Filter the listing down to the lines containing the word "Interventional".

── Given information ──

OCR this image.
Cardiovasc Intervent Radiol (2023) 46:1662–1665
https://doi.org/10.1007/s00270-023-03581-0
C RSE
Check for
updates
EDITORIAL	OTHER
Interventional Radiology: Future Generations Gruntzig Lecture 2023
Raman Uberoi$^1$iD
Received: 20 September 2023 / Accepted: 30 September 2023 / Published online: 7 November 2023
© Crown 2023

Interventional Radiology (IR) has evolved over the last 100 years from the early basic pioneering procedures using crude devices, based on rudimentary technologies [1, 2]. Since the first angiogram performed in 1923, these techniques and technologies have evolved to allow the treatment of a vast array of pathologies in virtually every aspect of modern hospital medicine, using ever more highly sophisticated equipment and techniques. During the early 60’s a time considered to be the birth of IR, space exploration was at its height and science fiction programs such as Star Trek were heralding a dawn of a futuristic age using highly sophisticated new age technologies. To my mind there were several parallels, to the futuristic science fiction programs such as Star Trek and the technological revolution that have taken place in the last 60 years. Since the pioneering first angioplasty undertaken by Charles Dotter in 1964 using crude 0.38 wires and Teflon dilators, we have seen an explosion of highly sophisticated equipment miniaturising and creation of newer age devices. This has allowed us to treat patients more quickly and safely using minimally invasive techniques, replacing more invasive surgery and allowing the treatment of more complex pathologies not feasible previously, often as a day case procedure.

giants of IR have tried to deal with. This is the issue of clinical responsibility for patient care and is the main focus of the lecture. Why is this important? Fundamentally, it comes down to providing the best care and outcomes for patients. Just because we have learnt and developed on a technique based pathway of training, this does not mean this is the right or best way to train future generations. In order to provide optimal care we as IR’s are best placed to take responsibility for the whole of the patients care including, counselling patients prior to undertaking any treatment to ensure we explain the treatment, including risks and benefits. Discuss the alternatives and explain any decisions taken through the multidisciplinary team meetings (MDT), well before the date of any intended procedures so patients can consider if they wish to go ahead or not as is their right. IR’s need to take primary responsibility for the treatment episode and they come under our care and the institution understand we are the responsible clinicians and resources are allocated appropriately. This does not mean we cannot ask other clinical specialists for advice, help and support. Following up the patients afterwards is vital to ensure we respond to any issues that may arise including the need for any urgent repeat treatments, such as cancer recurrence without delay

───

§ Solution to this problem
Interventional Radiology: Future Generations Gruntzig Lecture 2023
Interventional Radiology (IR) has evolved over the last 100 years from the early basic pioneering procedures using crude devices, based on rudimentary technologies [1, 2]. Since the first angiogram performed in 1923, these techniques and technologies have evolved to allow the treatment of a vast array of pathologies in virtually every aspect of modern hospital medicine, using ever more highly sophisticated equipment and techniques. During the early 60’s a time considered to be the birth of IR, space exploration was at its height and science fiction programs such as Star Trek were heralding a dawn of a futuristic age using highly sophisticated new age technologies. To my mind there were several parallels, to the futuristic science fiction programs such as Star Trek and the technological revolution that have taken place in the last 60 years. Since the pioneering first angioplasty undertaken by Charles Dotter in 1964 using crude 0.38 wires and Teflon dilators, we have seen an explosion of highly sophisticated equipment miniaturising and creation of newer age devices. This has allowed us to treat patients more quickly and safely using minimally invasive techniques, replacing more invasive surgery and allowing the treatment of more complex pathologies not feasible previously, often as a day case procedure.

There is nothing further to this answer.